# What to work on
Take the data that follows and retype it word for word.

▼

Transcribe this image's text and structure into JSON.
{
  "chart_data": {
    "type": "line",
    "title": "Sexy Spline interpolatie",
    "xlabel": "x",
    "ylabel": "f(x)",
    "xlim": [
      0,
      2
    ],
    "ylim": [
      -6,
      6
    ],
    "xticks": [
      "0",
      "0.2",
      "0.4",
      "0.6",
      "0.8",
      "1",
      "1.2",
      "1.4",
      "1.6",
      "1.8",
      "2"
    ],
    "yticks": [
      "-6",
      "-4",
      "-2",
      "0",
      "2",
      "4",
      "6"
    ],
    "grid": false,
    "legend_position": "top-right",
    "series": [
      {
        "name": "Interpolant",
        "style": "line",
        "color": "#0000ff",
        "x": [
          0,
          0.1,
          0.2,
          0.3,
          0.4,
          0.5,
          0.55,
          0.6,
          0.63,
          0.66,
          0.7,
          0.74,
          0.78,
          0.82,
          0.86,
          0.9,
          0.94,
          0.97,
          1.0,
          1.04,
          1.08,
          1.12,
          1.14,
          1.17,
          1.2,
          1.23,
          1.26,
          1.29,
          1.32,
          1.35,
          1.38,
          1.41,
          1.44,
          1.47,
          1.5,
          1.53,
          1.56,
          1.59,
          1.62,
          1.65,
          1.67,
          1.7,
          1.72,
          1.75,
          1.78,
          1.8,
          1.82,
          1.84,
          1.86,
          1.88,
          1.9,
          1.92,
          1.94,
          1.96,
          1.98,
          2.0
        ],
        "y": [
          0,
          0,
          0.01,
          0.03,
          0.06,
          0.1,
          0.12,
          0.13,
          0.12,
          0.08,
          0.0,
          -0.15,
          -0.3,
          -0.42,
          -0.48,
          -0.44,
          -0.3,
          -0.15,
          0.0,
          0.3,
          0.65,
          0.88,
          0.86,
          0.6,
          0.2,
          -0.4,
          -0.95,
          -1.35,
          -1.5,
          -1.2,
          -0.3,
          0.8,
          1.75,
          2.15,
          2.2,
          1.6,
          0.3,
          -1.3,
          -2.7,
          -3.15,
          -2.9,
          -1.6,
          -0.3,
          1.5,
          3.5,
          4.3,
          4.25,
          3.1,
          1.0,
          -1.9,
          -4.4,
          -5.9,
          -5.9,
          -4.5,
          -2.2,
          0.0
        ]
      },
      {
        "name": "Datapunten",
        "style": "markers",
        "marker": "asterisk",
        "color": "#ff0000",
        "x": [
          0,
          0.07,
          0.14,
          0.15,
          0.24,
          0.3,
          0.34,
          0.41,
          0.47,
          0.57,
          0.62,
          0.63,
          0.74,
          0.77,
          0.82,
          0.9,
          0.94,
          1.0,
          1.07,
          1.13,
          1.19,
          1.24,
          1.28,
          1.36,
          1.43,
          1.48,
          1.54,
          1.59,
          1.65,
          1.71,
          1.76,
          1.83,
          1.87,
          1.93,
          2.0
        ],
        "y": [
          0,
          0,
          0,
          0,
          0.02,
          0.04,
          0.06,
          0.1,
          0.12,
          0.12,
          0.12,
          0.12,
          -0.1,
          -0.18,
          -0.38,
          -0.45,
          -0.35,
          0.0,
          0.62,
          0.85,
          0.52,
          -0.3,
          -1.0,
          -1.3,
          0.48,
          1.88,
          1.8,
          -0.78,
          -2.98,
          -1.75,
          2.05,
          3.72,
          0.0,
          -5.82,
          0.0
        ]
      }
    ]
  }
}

▲

# Solution to the problem
Transcribe this image's text and structure into JSON.
{
  "chart_data": {
    "type": "line",
    "title": "Sexy Spline interpolatie",
    "xlabel": "x",
    "ylabel": "f(x)",
    "xlim": [
      0,
      2
    ],
    "ylim": [
      -6,
      6
    ],
    "xticks": [
      "0",
      "0.2",
      "0.4",
      "0.6",
      "0.8",
      "1",
      "1.2",
      "1.4",
      "1.6",
      "1.8",
      "2"
    ],
    "yticks": [
      "-6",
      "-4",
      "-2",
      "0",
      "2",
      "4",
      "6"
    ],
    "grid": false,
    "legend_position": "top-right",
    "series": [
      {
        "name": "Interpolant",
        "style": "line",
        "color": "#0000ff",
        "x": [
          0,
          0.1,
          0.2,
          0.3,
          0.4,
          0.5,
          0.55,
          0.6,
          0.63,
          0.66,
          0.7,
          0.74,
          0.78,
          0.82,
          0.86,
          0.9,
          0.94,
          0.97,
          1.0,
          1.04,
          1.08,
          1.12,
          1.14,
          1.17,
          1.2,
          1.23,
          1.26,
          1.29,
          1.32,
          1.35,
          1.38,
          1.41,
          1.44,
          1.47,
          1.5,
          1.53,
          1.56,
          1.59,
          1.62,
          1.65,
          1.67,
          1.7,
          1.72,
          1.75,
          1.78,
          1.8,
          1.82,
          1.84,
          1.86,
          1.88,
          1.9,
          1.92,
          1.94,
          1.96,
          1.98,
          2.0
        ],
        "y": [
          0,
          0,
          0.01,
          0.03,
          0.06,
          0.1,
          0.12,
          0.13,
          0.12,
          0.08,
          0.0,
          -0.15,
          -0.3,
          -0.42,
          -0.48,
          -0.44,
          -0.3,
          -0.15,
          0.0,
          0.3,
          0.65,
          0.88,
          0.86,
          0.6,
          0.2,
          -0.4,
          -0.95,
          -1.35,
          -1.5,
          -1.2,
          -0.3,
          0.8,
          1.75,
          2.15,
          2.2,
          1.6,
          0.3,
          -1.3,
          -2.7,
          -3.15,
          -2.9,
          -1.6,
          -0.3,
          1.5,
          3.5,
          4.3,
          4.25,
          3.1,
          1.0,
          -1.9,
          -4.4,
          -5.9,
          -5.9,
          -4.5,
          -2.2,
          0.0
        ]
      },
      {
        "name": "Datapunten",
        "style": "markers",
        "marker": "asterisk",
        "color": "#ff0000",
        "x": [
          0,
          0.07,
          0.14,
          0.15,
          0.24,
          0.3,
          0.34,
          0.41,
          0.47,
          0.57,
          0.62,
          0.63,
          0.74,
          0.77,
          0.82,
          0.9,
          0.94,
          1.0,
          1.07,
          1.13,
          1.19,
          1.24,
          1.28,
          1.36,
          1.43,
          1.48,
          1.54,
          1.59,
          1.65,
          1.71,
          1.76,
          1.83,
          1.87,
          1.93,
          2.0
        ],
        "y": [
          0,
          0,
          0,
          0,
          0.02,
          0.04,
          0.06,
          0.1,
          0.12,
          0.12,
          0.12,
          0.12,
          -0.1,
          -0.18,
          -0.38,
          -0.45,
          -0.35,
          0.0,
          0.62,
          0.85,
          0.52,
          -0.3,
          -1.0,
          -1.3,
          0.48,
          1.88,
          1.8,
          -0.78,
          -2.98,
          -1.75,
          2.05,
          3.72,
          0.0,
          -5.82,
          0.0
        ]
      }
    ]
  }
}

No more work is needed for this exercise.